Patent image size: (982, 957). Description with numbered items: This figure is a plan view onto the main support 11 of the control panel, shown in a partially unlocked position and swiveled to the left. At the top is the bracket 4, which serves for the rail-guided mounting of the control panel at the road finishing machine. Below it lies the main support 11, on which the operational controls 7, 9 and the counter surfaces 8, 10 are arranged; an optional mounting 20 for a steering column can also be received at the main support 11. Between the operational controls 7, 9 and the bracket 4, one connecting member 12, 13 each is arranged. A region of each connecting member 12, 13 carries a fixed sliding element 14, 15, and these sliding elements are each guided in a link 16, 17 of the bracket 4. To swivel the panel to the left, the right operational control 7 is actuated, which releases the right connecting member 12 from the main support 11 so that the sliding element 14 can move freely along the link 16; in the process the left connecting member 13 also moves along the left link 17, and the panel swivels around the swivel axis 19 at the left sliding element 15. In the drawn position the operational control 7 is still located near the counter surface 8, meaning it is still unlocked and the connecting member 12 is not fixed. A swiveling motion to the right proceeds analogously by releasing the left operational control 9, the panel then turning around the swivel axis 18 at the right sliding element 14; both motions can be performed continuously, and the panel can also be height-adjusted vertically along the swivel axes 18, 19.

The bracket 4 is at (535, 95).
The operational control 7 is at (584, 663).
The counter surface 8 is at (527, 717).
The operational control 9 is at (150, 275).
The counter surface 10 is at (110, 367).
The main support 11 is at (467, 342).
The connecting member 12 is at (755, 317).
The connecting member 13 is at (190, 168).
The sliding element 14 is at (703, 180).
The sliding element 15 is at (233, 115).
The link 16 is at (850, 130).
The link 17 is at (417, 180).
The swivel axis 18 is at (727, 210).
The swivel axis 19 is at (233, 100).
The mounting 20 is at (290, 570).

========================

» **Do this**
Gather every line of the records above that contains the word "operational", and list those lines in their original order.

» **Response below**
Patent image size: (982, 957). Description with numbered items: This figure is a plan view onto the main support 11 of the control panel, shown in a partially unlocked position and swiveled to the left. At the top is the bracket 4, which serves for the rail-guided mounting of the control panel at the road finishing machine. Below it lies the main support 11, on which the operational controls 7, 9 and the counter surfaces 8, 10 are arranged; an optional mounting 20 for a steering column can also be received at the main support 11. Between the operational controls 7, 9 and the bracket 4, one connecting member 12, 13 each is arranged. A region of each connecting member 12, 13 carries a fixed sliding element 14, 15, and these sliding elements are each guided in a link 16, 17 of the bracket 4. To swivel the panel to the left, the right operational control 7 is actuated, which releases the right connecting member 12 from the main support 11 so that the sliding element 14 can move freely along the link 16; in the process the left connecting member 13 also moves along the left link 17, and the panel swivels around the swivel axis 19 at the left sliding element 15. In the drawn position the operational control 7 is still located near the counter surface 8, meaning it is still unlocked and the connecting member 12 is not fixed. A swiveling motion to the right proceeds analogously by releasing the left operational control 9, the panel then turning around the swivel axis 18 at the right sliding element 14; both motions can be performed continuously, and the panel can also be height-adjusted vertically along the swivel axes 18, 19.
The operational control 7 is at (584, 663).
The operational control 9 is at (150, 275).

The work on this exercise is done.